▶ [WHAT TO WORK ON]
Pictures do not belong in the copy; restate the records below word for word.

** Begin **

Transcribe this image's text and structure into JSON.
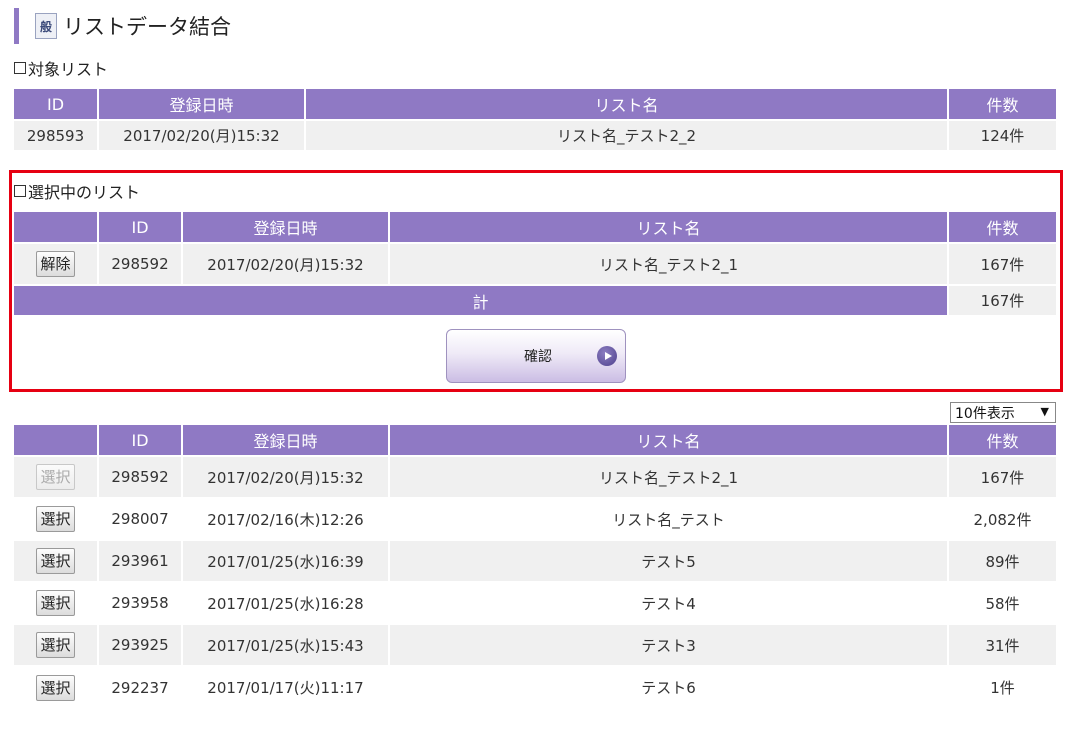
{
  "header": {
    "icon_text": "般",
    "title": "リストデータ結合"
  },
  "target_section": {
    "label": "対象リスト",
    "columns": [
      "ID",
      "登録日時",
      "リスト名",
      "件数"
    ],
    "rows": [
      {
        "id": "298593",
        "date": "2017/02/20(月)15:32",
        "name": "リスト名_テスト2_2",
        "count": "124件"
      }
    ]
  },
  "selected_section": {
    "label": "選択中のリスト",
    "columns": [
      "",
      "ID",
      "登録日時",
      "リスト名",
      "件数"
    ],
    "rows": [
      {
        "action": "解除",
        "id": "298592",
        "date": "2017/02/20(月)15:32",
        "name": "リスト名_テスト2_1",
        "count": "167件"
      }
    ],
    "total_label": "計",
    "total_count": "167件",
    "confirm_label": "確認"
  },
  "list_section": {
    "per_page": "10件表示",
    "columns": [
      "",
      "ID",
      "登録日時",
      "リスト名",
      "件数"
    ],
    "rows": [
      {
        "action": "選択",
        "id": "298592",
        "date": "2017/02/20(月)15:32",
        "name": "リスト名_テスト2_1",
        "count": "167件"
      },
      {
        "action": "選択",
        "id": "298007",
        "date": "2017/02/16(木)12:26",
        "name": "リスト名_テスト",
        "count": "2,082件"
      },
      {
        "action": "選択",
        "id": "293961",
        "date": "2017/01/25(水)16:39",
        "name": "テスト5",
        "count": "89件"
      },
      {
        "action": "選択",
        "id": "293958",
        "date": "2017/01/25(水)16:28",
        "name": "テスト4",
        "count": "58件"
      },
      {
        "action": "選択",
        "id": "293925",
        "date": "2017/01/25(水)15:43",
        "name": "テスト3",
        "count": "31件"
      },
      {
        "action": "選択",
        "id": "292237",
        "date": "2017/01/17(火)11:17",
        "name": "テスト6",
        "count": "1件"
      }
    ]
  },
  "colors": {
    "accent": "#8f79c4",
    "highlight_frame": "#e60012",
    "row_bg": "#f0f0f0"
  }
}
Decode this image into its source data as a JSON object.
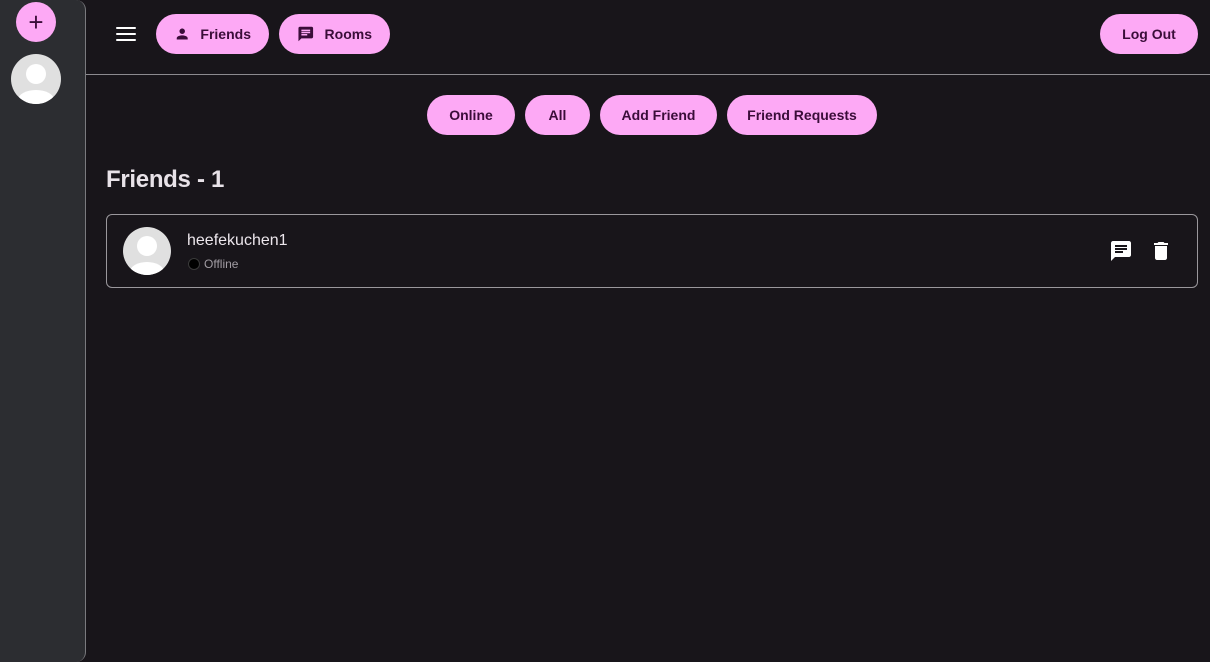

** End **

▶ [EXERCISE OUTPUT]
Transcribe this image's text and structure into JSON.
{
  "header": {
    "icon_text": "般",
    "title": "リストデータ結合"
  },
  "target_section": {
    "label": "対象リスト",
    "columns": [
      "ID",
      "登録日時",
      "リスト名",
      "件数"
    ],
    "rows": [
      {
        "id": "298593",
        "date": "2017/02/20(月)15:32",
        "name": "リスト名_テスト2_2",
        "count": "124件"
      }
    ]
  },
  "selected_section": {
    "label": "選択中のリスト",
    "columns": [
      "",
      "ID",
      "登録日時",
      "リスト名",
      "件数"
    ],
    "rows": [
      {
        "action": "解除",
        "id": "298592",
        "date": "2017/02/20(月)15:32",
        "name": "リスト名_テスト2_1",
        "count": "167件"
      }
    ],
    "total_label": "計",
    "total_count": "167件",
    "confirm_label": "確認"
  },
  "list_section": {
    "per_page": "10件表示",
    "columns": [
      "",
      "ID",
      "登録日時",
      "リスト名",
      "件数"
    ],
    "rows": [
      {
        "action": "選択",
        "id": "298592",
        "date": "2017/02/20(月)15:32",
        "name": "リスト名_テスト2_1",
        "count": "167件"
      },
      {
        "action": "選択",
        "id": "298007",
        "date": "2017/02/16(木)12:26",
        "name": "リスト名_テスト",
        "count": "2,082件"
      },
      {
        "action": "選択",
        "id": "293961",
        "date": "2017/01/25(水)16:39",
        "name": "テスト5",
        "count": "89件"
      },
      {
        "action": "選択",
        "id": "293958",
        "date": "2017/01/25(水)16:28",
        "name": "テスト4",
        "count": "58件"
      },
      {
        "action": "選択",
        "id": "293925",
        "date": "2017/01/25(水)15:43",
        "name": "テスト3",
        "count": "31件"
      },
      {
        "action": "選択",
        "id": "292237",
        "date": "2017/01/17(火)11:17",
        "name": "テスト6",
        "count": "1件"
      }
    ]
  },
  "colors": {
    "accent": "#8f79c4",
    "highlight_frame": "#e60012",
    "row_bg": "#f0f0f0"
  }
}
Decode this image into its source data as a JSON object.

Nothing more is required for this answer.